◆ YOUR GOAL
Search the listing below for "JSON". Copy each matching line.

◆ ITEMS
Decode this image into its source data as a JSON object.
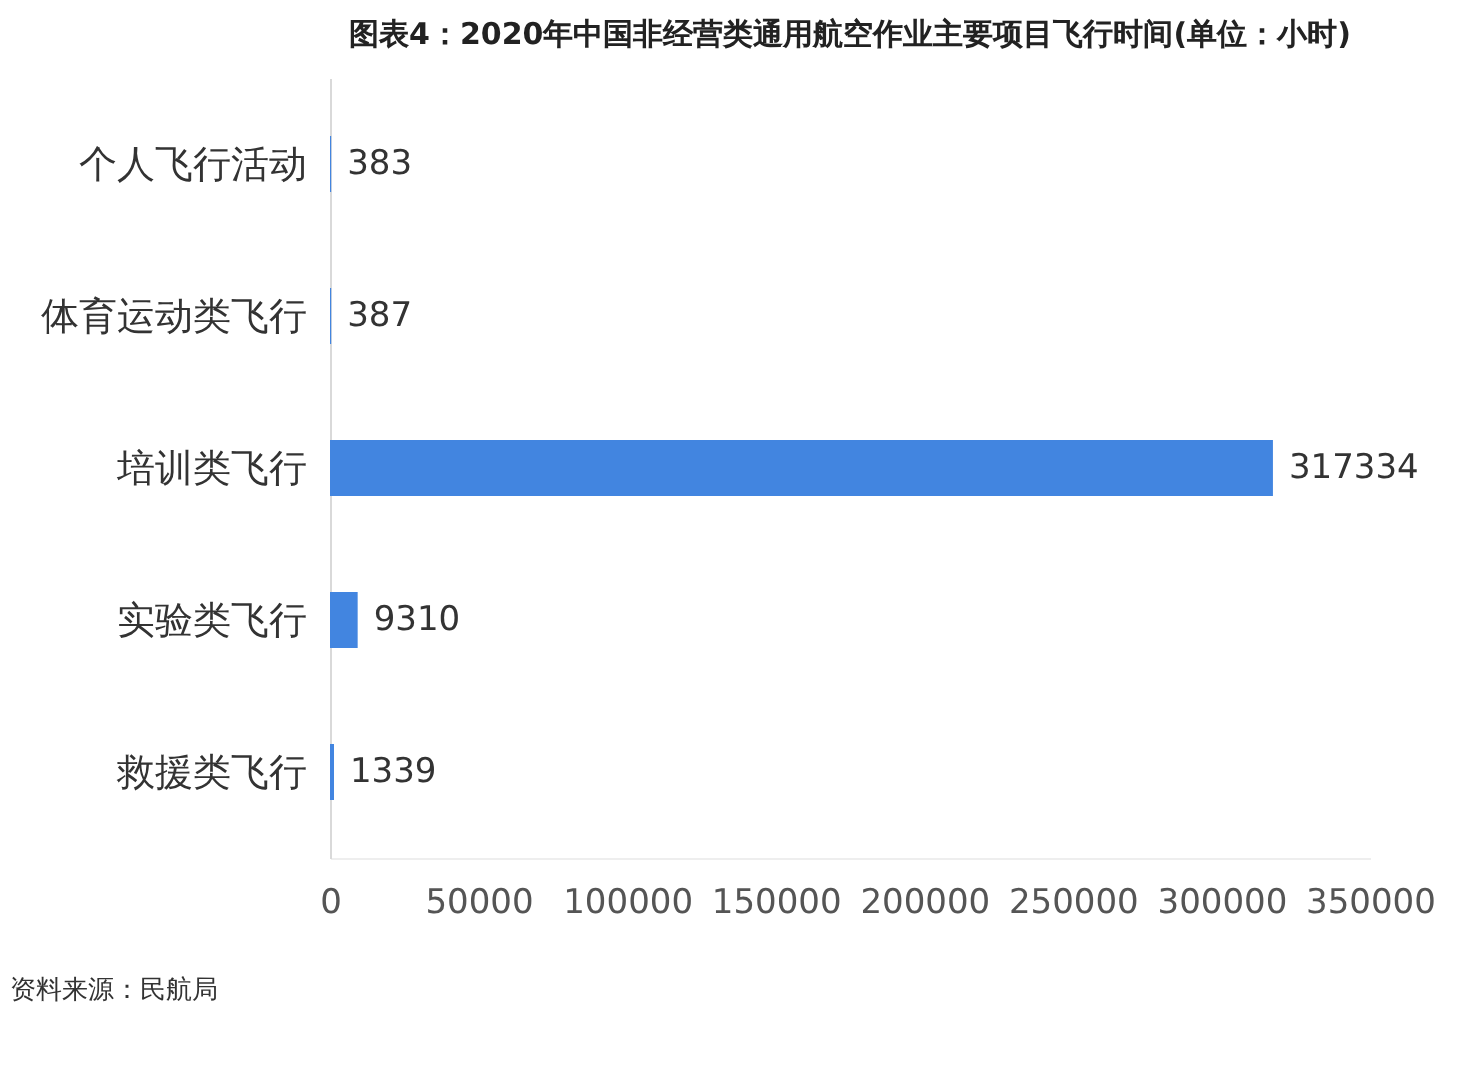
{
  "chart_data": {
    "type": "bar",
    "orientation": "horizontal",
    "title": "图表4：2020年中国非经营类通用航空作业主要项目飞行时间(单位：小时)",
    "categories": [
      "个人飞行活动",
      "体育运动类飞行",
      "培训类飞行",
      "实验类飞行",
      "救援类飞行"
    ],
    "values": [
      383,
      387,
      317334,
      9310,
      1339
    ],
    "color": "#4285e0",
    "xlim": [
      0,
      350000
    ],
    "xticks": [
      0,
      50000,
      100000,
      150000,
      200000,
      250000,
      300000,
      350000
    ],
    "data_labels": true,
    "grid": false,
    "annotations": [
      "资料来源：民航局"
    ]
  }
}
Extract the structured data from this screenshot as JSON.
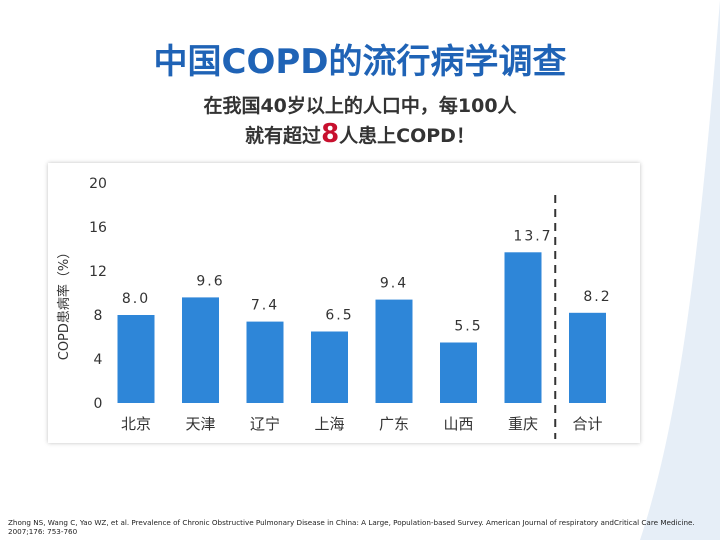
{
  "slide": {
    "title": "中国COPD的流行病学调查",
    "subtitle_line1": "在我国40岁以上的人口中，每100人",
    "subtitle_line2_pre": "就有超过",
    "subtitle_line2_num": "8",
    "subtitle_line2_post": "人患上COPD！",
    "reference": "Zhong NS, Wang C, Yao WZ, et al. Prevalence of Chronic Obstructive Pulmonary Disease in China: A Large, Population-based Survey.  American Journal of respiratory andCritical Care Medicine. 2007;176: 753-760"
  },
  "colors": {
    "bar": "#2e86d8",
    "title": "#1f63b6",
    "axis_text": "#333333",
    "highlight": "#c8102e"
  },
  "chart_data": {
    "type": "bar",
    "title": "",
    "ylabel": "COPD患病率（%）",
    "xlabel": "",
    "ylim": [
      0,
      20
    ],
    "yticks": [
      0,
      4,
      8,
      12,
      16,
      20
    ],
    "categories": [
      "北京",
      "天津",
      "辽宁",
      "上海",
      "广东",
      "山西",
      "重庆",
      "合计"
    ],
    "values": [
      8.0,
      9.6,
      7.4,
      6.5,
      9.4,
      5.5,
      13.7,
      8.2
    ],
    "data_labels": [
      "8.0",
      "9.6",
      "7.4",
      "6.5",
      "9.4",
      "5.5",
      "13.7",
      "8.2"
    ],
    "separator_before": "合计"
  }
}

◆ ANSWER TO THE EXERCISE
Decode this image into its source data as a JSON object.
Extract the structured data from this screenshot as JSON.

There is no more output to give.